# Your goal
Show all lines from the data that include the word "面积调节系数".

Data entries
..........

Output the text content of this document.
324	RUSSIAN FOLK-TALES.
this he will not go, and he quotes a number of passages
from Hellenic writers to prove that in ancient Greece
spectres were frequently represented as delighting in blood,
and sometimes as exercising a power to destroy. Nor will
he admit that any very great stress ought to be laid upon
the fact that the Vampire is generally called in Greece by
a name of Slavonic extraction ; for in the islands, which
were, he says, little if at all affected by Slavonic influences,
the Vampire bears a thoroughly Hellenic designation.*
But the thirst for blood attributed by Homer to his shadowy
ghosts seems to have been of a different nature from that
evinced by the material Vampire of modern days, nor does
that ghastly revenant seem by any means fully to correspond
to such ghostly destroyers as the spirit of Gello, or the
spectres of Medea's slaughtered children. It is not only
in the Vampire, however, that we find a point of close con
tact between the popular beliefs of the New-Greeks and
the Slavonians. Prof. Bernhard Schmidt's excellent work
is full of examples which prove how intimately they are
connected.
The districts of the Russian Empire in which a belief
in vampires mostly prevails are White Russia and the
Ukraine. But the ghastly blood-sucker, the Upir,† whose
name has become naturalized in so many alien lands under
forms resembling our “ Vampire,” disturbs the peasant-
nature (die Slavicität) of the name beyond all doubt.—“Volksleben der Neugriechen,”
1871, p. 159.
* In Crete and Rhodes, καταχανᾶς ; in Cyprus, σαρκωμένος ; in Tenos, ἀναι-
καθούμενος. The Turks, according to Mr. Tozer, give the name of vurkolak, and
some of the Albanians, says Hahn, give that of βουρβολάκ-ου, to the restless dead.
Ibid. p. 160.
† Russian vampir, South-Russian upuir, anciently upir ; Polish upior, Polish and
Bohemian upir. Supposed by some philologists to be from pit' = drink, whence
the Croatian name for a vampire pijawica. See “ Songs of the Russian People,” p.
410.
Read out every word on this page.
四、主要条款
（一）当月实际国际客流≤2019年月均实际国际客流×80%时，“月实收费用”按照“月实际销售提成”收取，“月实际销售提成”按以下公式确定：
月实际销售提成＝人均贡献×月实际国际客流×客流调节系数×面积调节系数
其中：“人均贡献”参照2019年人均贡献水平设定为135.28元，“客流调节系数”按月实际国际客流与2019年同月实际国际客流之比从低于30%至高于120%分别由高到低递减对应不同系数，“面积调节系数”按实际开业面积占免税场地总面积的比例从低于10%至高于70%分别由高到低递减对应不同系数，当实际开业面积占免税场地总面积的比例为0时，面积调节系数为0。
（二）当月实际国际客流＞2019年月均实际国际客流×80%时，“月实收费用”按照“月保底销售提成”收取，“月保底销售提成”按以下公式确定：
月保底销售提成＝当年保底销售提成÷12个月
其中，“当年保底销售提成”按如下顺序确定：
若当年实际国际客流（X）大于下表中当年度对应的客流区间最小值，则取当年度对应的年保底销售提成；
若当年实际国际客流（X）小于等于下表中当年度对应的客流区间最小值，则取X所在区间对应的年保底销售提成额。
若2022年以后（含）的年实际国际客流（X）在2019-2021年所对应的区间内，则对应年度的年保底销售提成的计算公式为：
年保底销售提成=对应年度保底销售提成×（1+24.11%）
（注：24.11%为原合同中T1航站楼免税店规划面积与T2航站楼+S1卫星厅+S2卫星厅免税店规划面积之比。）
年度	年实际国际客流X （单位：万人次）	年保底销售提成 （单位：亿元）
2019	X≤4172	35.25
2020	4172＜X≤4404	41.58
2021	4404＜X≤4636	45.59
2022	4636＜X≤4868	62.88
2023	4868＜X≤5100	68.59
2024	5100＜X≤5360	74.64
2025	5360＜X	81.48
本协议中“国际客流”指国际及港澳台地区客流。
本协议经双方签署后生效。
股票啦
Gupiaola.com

..........

# Task solution
月实际销售提成＝人均贡献×月实际国际客流×客流调节系数×面积调节系数
其中：“人均贡献”参照2019年人均贡献水平设定为135.28元，“客流调节系数”按月实际国际客流与2019年同月实际国际客流之比从低于30%至高于120%分别由高到低递减对应不同系数，“面积调节系数”按实际开业面积占免税场地总面积的比例从低于10%至高于70%分别由高到低递减对应不同系数，当实际开业面积占免税场地总面积的比例为0时，面积调节系数为0。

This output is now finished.